Your task:
Copy the records below exactly as they are written.

Records for the exercise:
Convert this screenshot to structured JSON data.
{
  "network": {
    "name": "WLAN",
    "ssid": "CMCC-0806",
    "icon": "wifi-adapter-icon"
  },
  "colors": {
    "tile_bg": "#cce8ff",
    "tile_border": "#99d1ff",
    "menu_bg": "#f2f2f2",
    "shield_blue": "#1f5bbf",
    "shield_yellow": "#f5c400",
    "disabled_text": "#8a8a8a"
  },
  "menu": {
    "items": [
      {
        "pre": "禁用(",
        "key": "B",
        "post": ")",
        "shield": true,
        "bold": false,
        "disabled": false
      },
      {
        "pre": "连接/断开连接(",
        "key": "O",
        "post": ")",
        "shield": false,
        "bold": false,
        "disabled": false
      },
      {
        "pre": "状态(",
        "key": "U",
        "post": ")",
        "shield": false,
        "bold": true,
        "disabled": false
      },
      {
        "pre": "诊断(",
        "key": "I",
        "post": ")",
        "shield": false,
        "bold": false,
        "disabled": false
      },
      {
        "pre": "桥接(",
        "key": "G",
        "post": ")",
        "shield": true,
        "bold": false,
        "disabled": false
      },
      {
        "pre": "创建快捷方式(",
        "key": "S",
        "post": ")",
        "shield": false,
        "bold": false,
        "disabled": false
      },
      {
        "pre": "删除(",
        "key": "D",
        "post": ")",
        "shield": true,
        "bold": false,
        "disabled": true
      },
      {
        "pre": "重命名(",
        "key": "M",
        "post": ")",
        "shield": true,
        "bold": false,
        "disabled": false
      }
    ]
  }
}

Task solution:
Convert this screenshot to structured JSON data.
{
  "network": {
    "name": "WLAN",
    "ssid": "CMCC-0806",
    "icon": "wifi-adapter-icon"
  },
  "colors": {
    "tile_bg": "#cce8ff",
    "tile_border": "#99d1ff",
    "menu_bg": "#f2f2f2",
    "shield_blue": "#1f5bbf",
    "shield_yellow": "#f5c400",
    "disabled_text": "#8a8a8a"
  },
  "menu": {
    "items": [
      {
        "pre": "禁用(",
        "key": "B",
        "post": ")",
        "shield": true,
        "bold": false,
        "disabled": false
      },
      {
        "pre": "连接/断开连接(",
        "key": "O",
        "post": ")",
        "shield": false,
        "bold": false,
        "disabled": false
      },
      {
        "pre": "状态(",
        "key": "U",
        "post": ")",
        "shield": false,
        "bold": true,
        "disabled": false
      },
      {
        "pre": "诊断(",
        "key": "I",
        "post": ")",
        "shield": false,
        "bold": false,
        "disabled": false
      },
      {
        "pre": "桥接(",
        "key": "G",
        "post": ")",
        "shield": true,
        "bold": false,
        "disabled": false
      },
      {
        "pre": "创建快捷方式(",
        "key": "S",
        "post": ")",
        "shield": false,
        "bold": false,
        "disabled": false
      },
      {
        "pre": "删除(",
        "key": "D",
        "post": ")",
        "shield": true,
        "bold": false,
        "disabled": true
      },
      {
        "pre": "重命名(",
        "key": "M",
        "post": ")",
        "shield": true,
        "bold": false,
        "disabled": false
      }
    ]
  }
}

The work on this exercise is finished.